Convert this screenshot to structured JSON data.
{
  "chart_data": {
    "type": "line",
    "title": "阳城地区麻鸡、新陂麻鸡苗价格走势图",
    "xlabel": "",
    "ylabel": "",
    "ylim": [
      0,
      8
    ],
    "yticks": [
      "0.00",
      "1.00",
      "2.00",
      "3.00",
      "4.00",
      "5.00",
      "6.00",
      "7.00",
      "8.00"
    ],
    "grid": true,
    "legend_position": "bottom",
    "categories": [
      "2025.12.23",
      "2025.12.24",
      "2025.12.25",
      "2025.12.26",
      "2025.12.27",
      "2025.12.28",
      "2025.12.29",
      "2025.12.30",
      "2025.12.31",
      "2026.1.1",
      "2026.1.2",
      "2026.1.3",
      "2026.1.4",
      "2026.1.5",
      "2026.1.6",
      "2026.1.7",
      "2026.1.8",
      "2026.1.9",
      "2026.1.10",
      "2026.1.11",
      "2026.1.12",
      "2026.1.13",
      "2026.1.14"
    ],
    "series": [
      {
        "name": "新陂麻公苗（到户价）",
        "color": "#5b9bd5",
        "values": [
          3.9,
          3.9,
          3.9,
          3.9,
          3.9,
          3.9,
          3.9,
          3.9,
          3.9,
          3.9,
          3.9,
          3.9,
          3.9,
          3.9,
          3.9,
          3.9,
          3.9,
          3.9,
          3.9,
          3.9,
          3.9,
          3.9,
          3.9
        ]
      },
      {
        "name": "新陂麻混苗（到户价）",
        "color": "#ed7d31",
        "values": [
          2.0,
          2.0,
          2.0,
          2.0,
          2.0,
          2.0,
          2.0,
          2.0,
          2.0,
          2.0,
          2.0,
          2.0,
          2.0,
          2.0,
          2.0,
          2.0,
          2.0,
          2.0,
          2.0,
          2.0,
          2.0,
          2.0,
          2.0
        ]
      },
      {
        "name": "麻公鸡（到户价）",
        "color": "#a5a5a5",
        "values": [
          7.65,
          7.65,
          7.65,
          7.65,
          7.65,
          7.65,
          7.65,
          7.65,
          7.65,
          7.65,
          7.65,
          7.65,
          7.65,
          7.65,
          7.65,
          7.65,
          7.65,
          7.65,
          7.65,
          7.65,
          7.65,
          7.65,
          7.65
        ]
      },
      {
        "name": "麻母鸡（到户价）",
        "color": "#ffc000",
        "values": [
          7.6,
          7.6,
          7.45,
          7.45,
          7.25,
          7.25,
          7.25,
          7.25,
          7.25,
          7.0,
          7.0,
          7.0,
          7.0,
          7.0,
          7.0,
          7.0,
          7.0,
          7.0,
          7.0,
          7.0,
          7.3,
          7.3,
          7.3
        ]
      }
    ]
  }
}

* * *

- _Work to do_: In the listing above, find each line with the word "color" and copy it.

- _In response_:
        "color": "#5b9bd5",
        "color": "#ed7d31",
        "color": "#a5a5a5",
        "color": "#ffc000",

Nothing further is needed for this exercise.